The request: Below is some material; set it all down exactly, apart from the pictures.

[Data records]
__________________________________________________

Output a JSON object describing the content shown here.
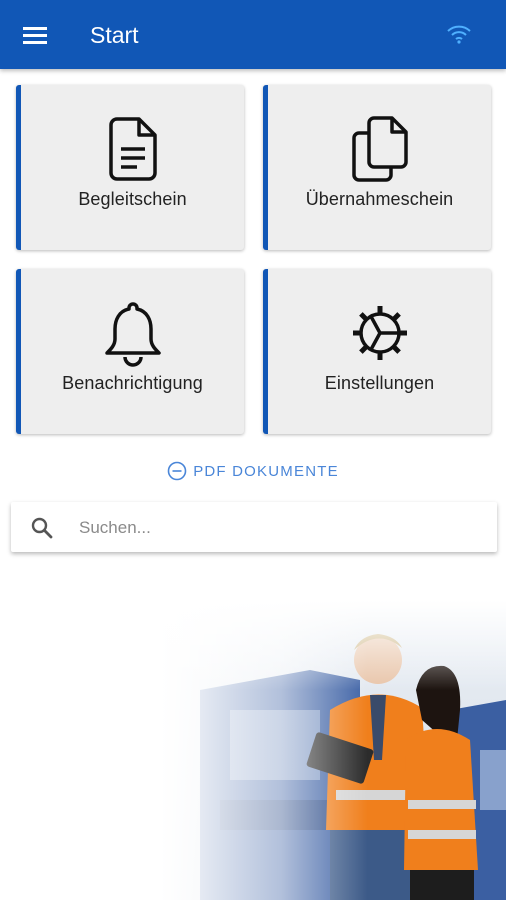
{
  "appbar": {
    "title": "Start",
    "menu_icon": "menu-icon",
    "status_icon": "wifi-icon",
    "background": "#1157b6"
  },
  "tiles": [
    {
      "label": "Begleitschein",
      "icon": "document-icon"
    },
    {
      "label": "Übernahmeschein",
      "icon": "documents-copy-icon"
    },
    {
      "label": "Benachrichtigung",
      "icon": "bell-icon"
    },
    {
      "label": "Einstellungen",
      "icon": "gear-icon"
    }
  ],
  "pdf_link": {
    "label": "PDF DOKUMENTE",
    "icon": "minus-circle-icon",
    "color": "#4a86d8"
  },
  "search": {
    "placeholder": "Suchen...",
    "value": "",
    "icon": "search-icon"
  },
  "hero_image": {
    "icon": "workers-photo"
  }
}
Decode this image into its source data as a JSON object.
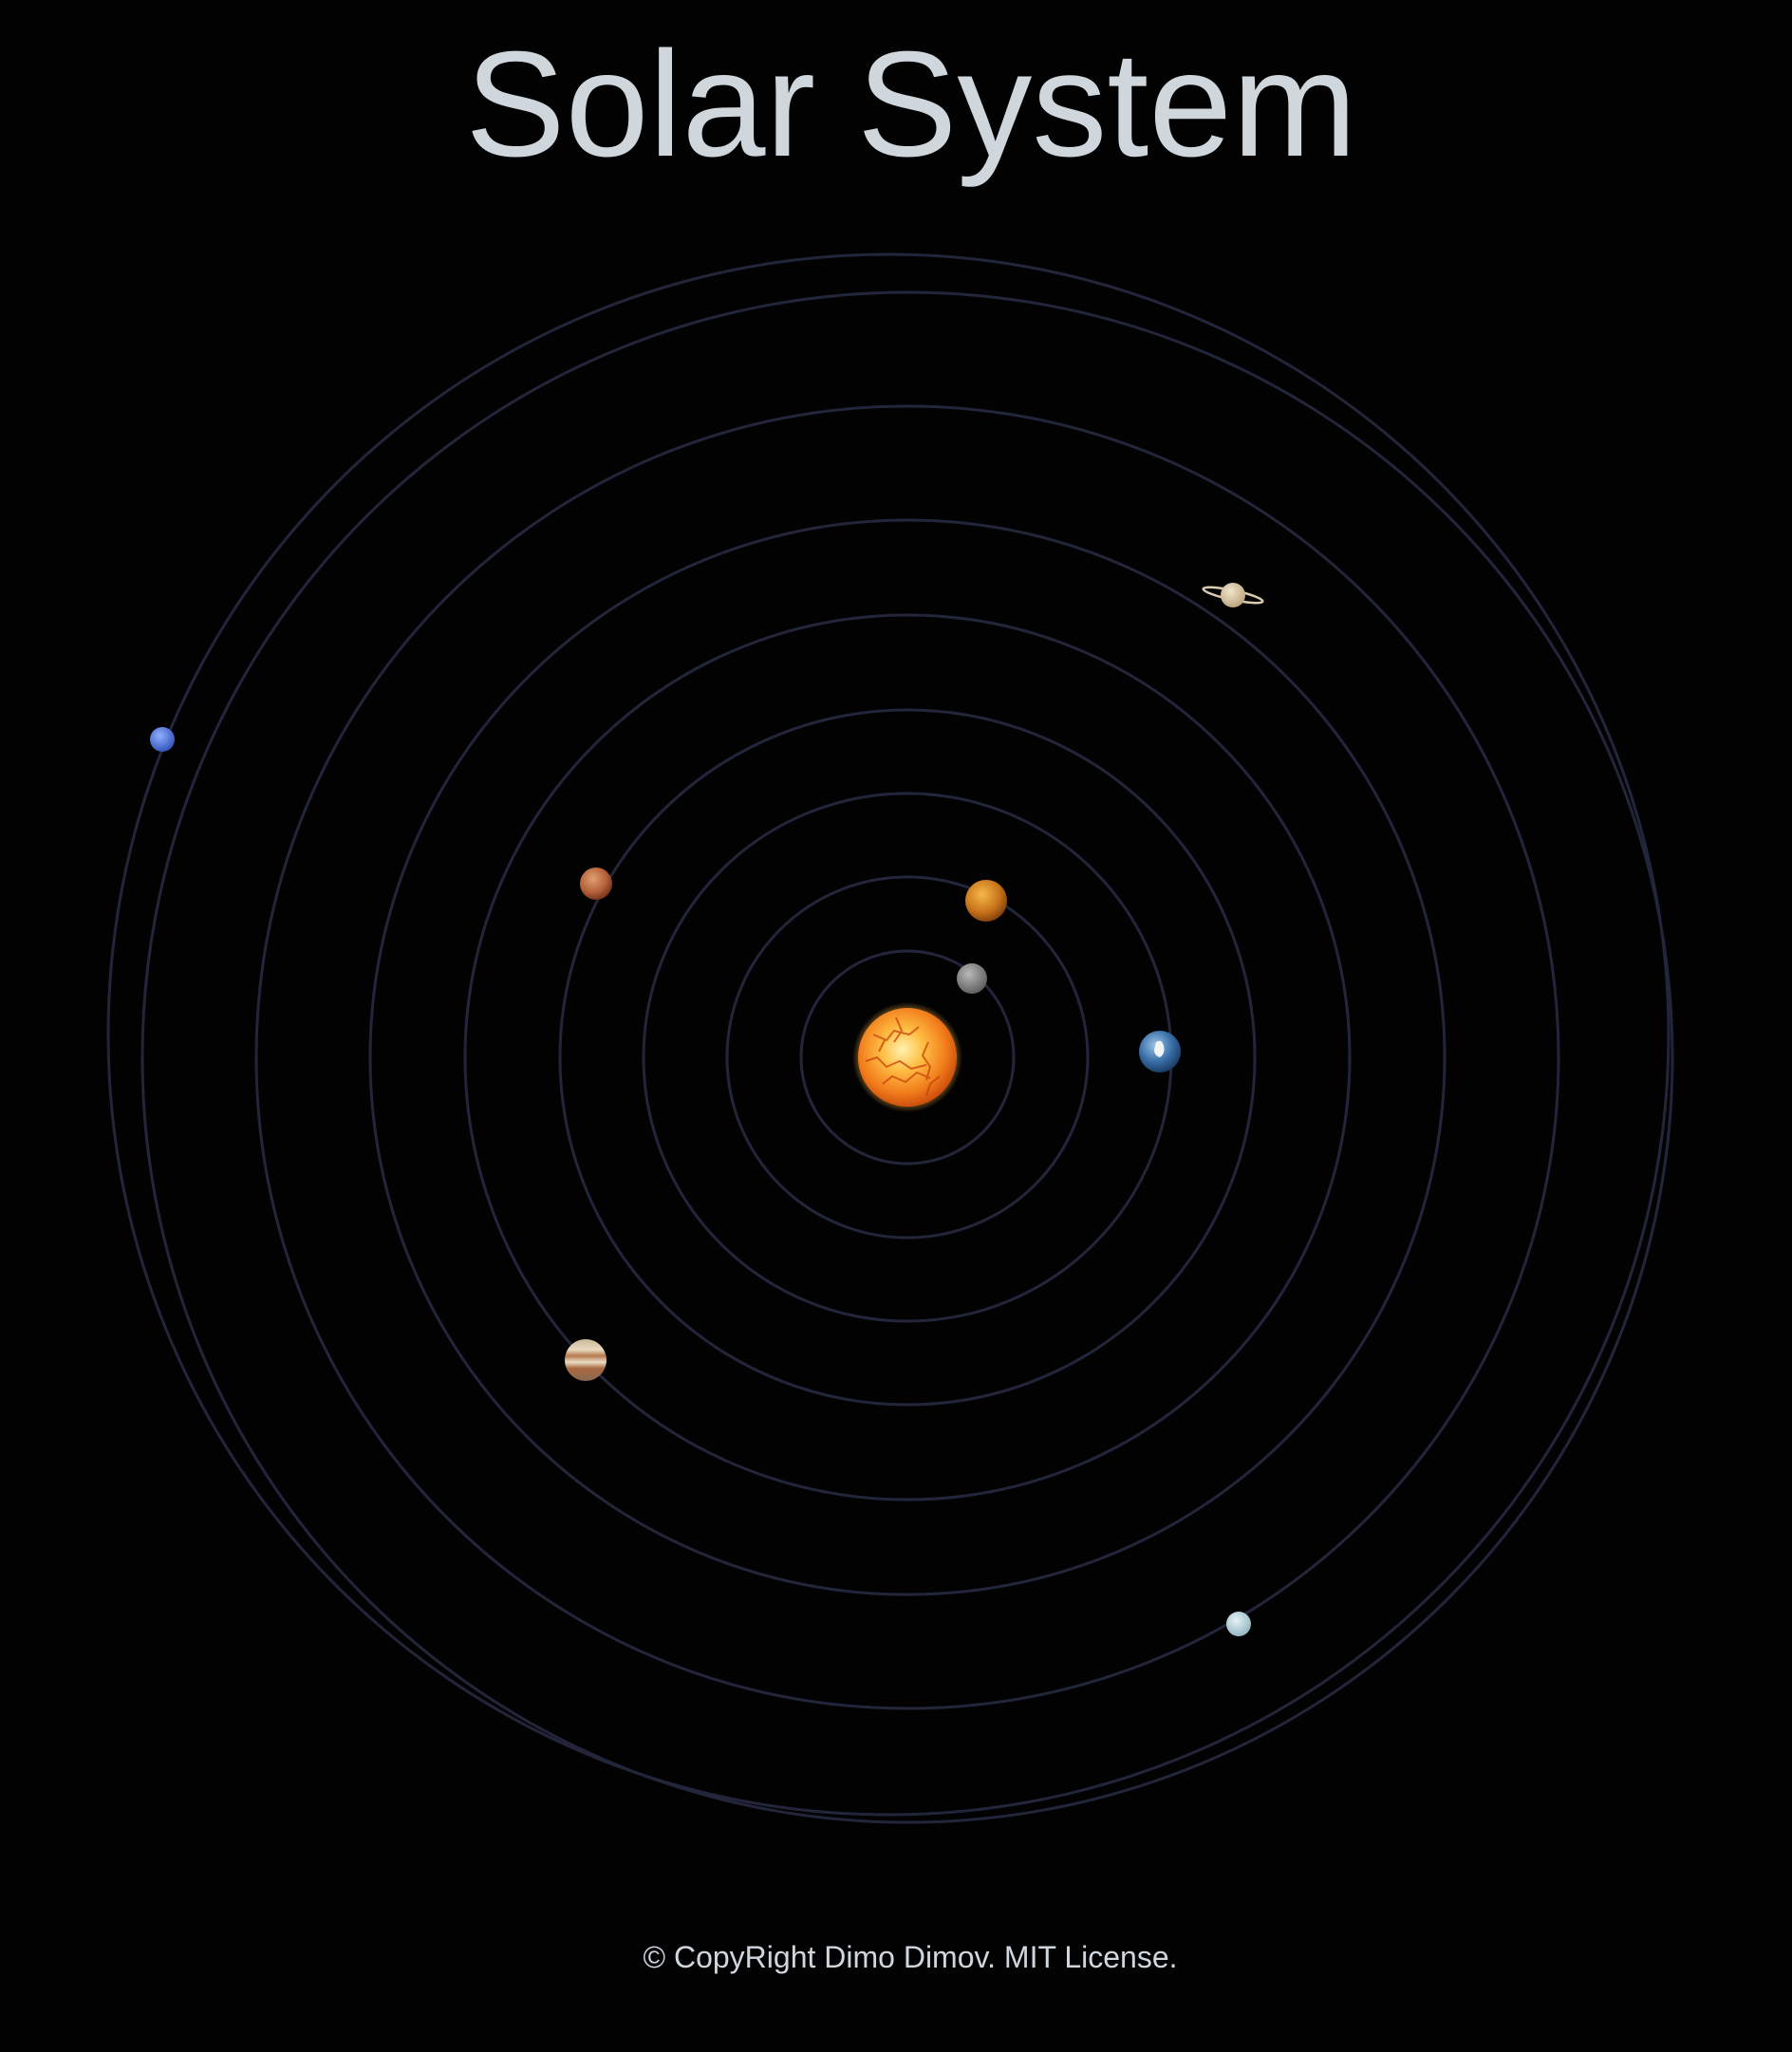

__________________________________________________

Reply to the exercise:
Output a JSON object describing the content shown here.
{
  "appbar": {
    "title": "Start",
    "menu_icon": "menu-icon",
    "status_icon": "wifi-icon",
    "background": "#1157b6"
  },
  "tiles": [
    {
      "label": "Begleitschein",
      "icon": "document-icon"
    },
    {
      "label": "Übernahmeschein",
      "icon": "documents-copy-icon"
    },
    {
      "label": "Benachrichtigung",
      "icon": "bell-icon"
    },
    {
      "label": "Einstellungen",
      "icon": "gear-icon"
    }
  ],
  "pdf_link": {
    "label": "PDF DOKUMENTE",
    "icon": "minus-circle-icon",
    "color": "#4a86d8"
  },
  "search": {
    "placeholder": "Suchen...",
    "value": "",
    "icon": "search-icon"
  },
  "hero_image": {
    "icon": "workers-photo"
  }
}
Decode this image into its source data as a JSON object.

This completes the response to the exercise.